→ **EXERCISE GOAL**
Go through the data below. Pull out every line that has the word "title".
** Begin RECORDS TO PROCESS **
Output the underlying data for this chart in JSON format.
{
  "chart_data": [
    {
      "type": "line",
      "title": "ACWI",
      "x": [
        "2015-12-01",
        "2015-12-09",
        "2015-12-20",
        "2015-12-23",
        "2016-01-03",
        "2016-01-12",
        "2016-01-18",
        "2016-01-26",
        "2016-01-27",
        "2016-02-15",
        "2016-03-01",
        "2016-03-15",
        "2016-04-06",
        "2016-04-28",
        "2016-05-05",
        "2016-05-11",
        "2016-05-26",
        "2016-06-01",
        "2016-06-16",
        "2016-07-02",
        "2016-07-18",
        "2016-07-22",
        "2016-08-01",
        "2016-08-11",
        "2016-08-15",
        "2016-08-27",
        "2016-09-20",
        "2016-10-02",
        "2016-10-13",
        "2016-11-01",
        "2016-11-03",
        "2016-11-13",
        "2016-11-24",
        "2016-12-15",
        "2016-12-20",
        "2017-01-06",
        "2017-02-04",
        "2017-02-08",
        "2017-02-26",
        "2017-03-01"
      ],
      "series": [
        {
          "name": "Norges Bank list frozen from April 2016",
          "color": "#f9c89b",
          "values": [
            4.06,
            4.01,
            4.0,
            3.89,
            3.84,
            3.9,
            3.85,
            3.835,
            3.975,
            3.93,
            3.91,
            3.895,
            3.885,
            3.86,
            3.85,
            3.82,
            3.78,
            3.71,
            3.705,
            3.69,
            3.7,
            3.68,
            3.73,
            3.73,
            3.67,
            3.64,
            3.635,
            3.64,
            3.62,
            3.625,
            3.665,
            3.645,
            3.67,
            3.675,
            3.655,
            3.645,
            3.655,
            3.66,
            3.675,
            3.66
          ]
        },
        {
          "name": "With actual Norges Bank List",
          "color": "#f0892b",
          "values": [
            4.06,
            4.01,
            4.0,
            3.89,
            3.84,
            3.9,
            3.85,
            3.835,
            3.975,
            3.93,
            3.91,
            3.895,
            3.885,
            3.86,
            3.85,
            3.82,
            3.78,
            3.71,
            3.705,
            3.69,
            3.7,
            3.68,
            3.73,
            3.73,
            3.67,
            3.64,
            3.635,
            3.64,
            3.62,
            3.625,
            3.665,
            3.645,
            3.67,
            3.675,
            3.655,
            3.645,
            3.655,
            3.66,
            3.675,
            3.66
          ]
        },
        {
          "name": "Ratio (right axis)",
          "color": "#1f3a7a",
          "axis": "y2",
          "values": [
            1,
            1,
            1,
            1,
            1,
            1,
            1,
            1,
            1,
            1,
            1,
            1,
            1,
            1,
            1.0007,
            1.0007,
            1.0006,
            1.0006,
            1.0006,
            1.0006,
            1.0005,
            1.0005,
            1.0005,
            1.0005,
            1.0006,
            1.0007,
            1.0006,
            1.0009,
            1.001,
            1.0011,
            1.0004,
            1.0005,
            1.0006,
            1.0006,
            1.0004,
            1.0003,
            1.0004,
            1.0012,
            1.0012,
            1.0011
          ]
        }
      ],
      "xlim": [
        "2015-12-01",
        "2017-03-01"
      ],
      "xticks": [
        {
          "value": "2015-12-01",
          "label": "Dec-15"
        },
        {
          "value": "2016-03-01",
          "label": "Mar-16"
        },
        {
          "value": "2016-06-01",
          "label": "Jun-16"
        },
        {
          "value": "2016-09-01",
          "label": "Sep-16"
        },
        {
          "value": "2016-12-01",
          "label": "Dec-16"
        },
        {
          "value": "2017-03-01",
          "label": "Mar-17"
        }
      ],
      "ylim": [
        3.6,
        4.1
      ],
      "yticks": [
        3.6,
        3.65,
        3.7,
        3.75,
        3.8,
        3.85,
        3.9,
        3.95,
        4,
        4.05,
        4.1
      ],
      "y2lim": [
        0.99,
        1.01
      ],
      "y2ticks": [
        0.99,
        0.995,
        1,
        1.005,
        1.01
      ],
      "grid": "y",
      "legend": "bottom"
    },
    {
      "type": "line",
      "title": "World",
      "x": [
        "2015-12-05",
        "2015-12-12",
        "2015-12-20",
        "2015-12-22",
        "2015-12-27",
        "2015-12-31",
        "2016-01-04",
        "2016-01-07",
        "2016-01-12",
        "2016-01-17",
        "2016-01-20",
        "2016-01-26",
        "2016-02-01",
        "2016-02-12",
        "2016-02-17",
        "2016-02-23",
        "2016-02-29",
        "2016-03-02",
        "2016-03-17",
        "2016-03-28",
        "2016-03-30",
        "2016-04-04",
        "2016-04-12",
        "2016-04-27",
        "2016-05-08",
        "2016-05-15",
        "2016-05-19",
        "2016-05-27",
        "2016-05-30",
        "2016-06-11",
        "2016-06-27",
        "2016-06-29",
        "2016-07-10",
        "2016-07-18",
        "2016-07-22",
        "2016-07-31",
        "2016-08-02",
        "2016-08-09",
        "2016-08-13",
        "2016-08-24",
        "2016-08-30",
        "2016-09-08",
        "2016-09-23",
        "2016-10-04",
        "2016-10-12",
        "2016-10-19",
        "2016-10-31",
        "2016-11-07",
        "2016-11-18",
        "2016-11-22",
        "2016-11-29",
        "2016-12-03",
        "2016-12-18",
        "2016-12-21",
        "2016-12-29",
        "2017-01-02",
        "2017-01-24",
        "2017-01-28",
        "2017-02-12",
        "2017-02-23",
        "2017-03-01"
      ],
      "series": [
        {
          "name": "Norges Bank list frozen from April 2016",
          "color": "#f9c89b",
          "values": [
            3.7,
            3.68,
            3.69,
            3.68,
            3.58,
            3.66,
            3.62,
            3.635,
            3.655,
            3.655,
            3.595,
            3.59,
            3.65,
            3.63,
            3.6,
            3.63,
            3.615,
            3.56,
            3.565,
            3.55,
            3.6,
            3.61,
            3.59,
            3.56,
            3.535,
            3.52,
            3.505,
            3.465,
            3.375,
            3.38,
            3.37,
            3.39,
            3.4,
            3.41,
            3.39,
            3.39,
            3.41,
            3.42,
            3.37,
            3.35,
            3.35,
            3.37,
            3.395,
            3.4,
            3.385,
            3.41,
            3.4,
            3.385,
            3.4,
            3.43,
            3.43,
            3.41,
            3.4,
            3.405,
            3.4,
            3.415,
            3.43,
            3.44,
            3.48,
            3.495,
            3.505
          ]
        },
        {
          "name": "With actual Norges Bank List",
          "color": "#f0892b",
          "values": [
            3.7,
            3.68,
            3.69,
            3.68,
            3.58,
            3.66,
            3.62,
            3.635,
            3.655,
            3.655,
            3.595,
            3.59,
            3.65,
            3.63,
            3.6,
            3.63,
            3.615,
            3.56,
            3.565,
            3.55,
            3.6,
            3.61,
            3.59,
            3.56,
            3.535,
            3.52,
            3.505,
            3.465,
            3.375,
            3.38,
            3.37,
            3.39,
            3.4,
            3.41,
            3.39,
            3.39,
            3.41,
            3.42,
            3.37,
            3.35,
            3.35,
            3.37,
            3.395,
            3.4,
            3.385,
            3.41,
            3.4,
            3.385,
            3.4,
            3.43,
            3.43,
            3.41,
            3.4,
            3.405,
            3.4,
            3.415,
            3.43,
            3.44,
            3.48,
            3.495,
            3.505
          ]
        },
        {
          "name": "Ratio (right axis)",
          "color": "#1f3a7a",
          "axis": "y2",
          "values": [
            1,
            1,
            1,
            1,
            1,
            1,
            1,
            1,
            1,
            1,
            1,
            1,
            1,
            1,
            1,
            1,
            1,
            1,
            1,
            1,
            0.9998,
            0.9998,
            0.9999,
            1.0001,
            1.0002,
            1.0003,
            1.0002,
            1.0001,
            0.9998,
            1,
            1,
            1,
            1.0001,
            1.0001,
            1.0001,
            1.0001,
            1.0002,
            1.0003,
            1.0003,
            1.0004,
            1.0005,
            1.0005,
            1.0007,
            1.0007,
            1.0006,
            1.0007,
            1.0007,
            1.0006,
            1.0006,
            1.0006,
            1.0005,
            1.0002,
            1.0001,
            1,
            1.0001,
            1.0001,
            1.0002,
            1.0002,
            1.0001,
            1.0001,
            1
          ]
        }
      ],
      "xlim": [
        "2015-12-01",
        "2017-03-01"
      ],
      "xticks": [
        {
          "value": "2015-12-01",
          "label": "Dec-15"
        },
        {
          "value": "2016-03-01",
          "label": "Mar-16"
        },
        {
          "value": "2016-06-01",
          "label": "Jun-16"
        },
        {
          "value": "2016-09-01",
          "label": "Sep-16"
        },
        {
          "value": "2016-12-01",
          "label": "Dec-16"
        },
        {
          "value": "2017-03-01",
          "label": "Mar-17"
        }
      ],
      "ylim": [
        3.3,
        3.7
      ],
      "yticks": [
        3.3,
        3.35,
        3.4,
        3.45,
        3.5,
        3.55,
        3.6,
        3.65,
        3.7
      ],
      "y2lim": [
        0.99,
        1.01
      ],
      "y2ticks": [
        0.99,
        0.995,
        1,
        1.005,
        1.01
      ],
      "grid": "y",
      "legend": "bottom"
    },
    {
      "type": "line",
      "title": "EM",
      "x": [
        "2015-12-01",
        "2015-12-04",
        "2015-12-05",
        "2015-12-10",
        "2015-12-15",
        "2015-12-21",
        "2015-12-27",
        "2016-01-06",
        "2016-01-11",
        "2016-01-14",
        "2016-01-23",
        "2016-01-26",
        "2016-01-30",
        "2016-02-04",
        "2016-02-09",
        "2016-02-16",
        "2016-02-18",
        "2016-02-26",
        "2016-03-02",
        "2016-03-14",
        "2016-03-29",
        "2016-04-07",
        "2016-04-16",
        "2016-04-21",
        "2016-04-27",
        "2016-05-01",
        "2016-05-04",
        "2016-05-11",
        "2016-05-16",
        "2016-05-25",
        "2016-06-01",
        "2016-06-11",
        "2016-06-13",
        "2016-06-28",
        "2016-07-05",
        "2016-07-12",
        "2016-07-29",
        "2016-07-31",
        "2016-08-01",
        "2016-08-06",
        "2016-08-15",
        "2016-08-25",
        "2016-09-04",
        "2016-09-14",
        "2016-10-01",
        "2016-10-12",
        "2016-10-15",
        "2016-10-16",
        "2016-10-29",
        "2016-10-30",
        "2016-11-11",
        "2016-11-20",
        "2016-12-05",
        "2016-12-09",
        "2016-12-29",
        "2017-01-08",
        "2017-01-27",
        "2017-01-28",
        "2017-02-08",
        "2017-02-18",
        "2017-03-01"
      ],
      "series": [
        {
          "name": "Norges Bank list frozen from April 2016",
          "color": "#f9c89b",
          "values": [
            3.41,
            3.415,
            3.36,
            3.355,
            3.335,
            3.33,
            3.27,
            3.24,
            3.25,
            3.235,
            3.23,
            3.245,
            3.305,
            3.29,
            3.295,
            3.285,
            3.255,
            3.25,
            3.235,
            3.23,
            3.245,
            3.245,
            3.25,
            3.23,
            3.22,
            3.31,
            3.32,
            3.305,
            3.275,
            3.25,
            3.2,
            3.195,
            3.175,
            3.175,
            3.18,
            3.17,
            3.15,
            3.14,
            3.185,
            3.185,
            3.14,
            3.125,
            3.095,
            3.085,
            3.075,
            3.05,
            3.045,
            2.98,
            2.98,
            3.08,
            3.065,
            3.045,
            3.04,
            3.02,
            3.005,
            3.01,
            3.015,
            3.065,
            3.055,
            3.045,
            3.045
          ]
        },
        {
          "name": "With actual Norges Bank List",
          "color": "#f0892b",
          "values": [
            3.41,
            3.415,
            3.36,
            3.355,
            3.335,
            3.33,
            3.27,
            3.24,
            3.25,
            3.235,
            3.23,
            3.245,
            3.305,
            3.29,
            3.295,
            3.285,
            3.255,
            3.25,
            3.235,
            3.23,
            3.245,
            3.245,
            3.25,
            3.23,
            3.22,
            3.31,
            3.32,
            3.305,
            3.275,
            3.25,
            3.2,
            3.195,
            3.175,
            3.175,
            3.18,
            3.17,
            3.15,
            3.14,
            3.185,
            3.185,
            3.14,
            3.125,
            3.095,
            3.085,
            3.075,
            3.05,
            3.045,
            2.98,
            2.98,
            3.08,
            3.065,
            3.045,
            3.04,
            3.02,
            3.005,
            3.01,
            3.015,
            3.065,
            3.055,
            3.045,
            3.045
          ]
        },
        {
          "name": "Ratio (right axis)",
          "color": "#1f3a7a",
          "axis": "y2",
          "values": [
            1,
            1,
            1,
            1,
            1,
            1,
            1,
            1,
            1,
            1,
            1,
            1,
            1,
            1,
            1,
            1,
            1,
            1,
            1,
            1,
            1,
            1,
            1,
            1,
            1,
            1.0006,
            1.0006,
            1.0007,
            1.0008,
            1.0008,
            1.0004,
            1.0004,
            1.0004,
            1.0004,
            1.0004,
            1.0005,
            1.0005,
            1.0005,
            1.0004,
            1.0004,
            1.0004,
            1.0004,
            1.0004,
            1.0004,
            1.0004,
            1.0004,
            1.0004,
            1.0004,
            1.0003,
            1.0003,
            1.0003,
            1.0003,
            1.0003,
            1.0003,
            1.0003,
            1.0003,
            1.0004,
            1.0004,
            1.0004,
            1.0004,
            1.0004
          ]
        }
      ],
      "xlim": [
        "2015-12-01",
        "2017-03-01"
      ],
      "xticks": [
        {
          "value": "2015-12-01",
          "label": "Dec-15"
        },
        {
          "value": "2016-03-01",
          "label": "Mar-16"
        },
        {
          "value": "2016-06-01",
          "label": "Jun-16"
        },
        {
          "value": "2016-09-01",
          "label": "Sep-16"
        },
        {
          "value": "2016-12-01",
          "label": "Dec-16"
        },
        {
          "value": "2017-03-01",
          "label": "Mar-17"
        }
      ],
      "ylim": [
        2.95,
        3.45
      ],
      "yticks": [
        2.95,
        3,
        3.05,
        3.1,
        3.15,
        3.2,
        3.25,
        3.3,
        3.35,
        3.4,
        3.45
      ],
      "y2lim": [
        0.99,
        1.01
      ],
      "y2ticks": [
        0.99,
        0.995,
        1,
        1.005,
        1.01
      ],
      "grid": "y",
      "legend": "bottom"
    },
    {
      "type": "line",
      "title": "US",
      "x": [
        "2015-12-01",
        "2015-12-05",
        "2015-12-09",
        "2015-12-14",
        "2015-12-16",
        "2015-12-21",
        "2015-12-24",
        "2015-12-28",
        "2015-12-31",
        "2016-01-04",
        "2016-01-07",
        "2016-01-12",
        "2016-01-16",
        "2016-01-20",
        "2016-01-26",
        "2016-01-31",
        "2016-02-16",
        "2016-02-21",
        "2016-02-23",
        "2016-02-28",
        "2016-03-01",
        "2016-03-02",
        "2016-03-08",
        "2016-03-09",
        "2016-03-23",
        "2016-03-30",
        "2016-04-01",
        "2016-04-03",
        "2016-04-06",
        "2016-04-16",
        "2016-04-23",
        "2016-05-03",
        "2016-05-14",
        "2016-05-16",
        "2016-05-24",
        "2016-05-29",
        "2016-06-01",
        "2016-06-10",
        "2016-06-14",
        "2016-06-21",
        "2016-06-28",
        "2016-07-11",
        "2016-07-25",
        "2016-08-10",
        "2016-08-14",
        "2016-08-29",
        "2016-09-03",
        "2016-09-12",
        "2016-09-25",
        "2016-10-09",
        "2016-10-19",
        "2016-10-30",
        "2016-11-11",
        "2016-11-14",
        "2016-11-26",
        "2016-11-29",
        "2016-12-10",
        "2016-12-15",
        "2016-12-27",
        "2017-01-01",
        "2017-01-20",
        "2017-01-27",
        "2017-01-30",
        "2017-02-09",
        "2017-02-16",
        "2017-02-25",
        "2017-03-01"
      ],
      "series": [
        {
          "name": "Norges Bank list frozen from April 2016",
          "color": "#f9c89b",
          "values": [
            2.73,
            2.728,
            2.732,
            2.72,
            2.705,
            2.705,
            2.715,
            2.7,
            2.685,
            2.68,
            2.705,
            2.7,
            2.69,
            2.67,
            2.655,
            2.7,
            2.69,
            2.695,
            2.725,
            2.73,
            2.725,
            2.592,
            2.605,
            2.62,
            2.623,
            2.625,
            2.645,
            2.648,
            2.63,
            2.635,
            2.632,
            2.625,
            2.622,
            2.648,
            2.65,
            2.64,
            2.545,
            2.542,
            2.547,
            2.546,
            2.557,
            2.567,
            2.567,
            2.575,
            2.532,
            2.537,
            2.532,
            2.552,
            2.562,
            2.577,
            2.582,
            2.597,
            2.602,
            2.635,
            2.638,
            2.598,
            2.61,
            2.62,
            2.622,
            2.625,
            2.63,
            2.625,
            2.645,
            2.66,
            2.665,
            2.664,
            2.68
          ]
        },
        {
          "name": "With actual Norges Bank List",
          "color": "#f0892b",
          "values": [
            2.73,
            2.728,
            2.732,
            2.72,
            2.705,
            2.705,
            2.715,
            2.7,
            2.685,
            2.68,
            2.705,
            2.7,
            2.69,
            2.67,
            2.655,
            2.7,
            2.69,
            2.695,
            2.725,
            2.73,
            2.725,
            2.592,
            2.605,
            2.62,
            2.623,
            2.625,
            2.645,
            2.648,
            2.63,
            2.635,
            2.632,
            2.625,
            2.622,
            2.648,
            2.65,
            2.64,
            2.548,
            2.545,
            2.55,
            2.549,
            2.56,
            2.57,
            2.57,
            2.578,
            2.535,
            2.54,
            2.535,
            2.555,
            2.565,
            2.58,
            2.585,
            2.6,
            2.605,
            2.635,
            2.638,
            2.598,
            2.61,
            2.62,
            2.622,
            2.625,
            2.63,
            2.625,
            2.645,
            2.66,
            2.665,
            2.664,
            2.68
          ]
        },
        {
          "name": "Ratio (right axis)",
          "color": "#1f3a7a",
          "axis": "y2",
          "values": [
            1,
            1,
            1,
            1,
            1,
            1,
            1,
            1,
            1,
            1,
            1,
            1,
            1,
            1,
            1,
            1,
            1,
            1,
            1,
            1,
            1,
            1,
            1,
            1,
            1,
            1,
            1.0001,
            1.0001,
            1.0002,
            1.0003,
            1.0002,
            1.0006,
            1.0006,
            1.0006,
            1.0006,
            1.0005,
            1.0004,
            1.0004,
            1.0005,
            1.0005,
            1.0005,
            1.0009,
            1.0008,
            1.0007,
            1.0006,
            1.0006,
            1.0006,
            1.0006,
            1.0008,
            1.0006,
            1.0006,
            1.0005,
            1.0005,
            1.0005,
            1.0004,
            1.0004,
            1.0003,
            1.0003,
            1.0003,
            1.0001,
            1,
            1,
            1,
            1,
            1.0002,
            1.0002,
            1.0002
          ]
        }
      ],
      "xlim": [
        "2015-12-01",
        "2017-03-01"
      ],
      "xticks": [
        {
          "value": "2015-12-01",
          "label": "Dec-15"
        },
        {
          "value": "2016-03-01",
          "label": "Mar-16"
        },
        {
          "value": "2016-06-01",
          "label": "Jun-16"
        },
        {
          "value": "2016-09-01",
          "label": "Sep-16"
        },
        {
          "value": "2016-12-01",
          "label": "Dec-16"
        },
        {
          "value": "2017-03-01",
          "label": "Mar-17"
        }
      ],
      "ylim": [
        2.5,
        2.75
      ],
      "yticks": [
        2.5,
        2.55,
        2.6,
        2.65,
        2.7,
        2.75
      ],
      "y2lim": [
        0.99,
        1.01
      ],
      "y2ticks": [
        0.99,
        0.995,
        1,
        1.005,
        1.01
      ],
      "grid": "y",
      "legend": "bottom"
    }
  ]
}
** End RECORDS TO PROCESS **
→ **ANSWER TO THE EXERCISE**
      "title": "ACWI",
      "title": "World",
      "title": "EM",
      "title": "US",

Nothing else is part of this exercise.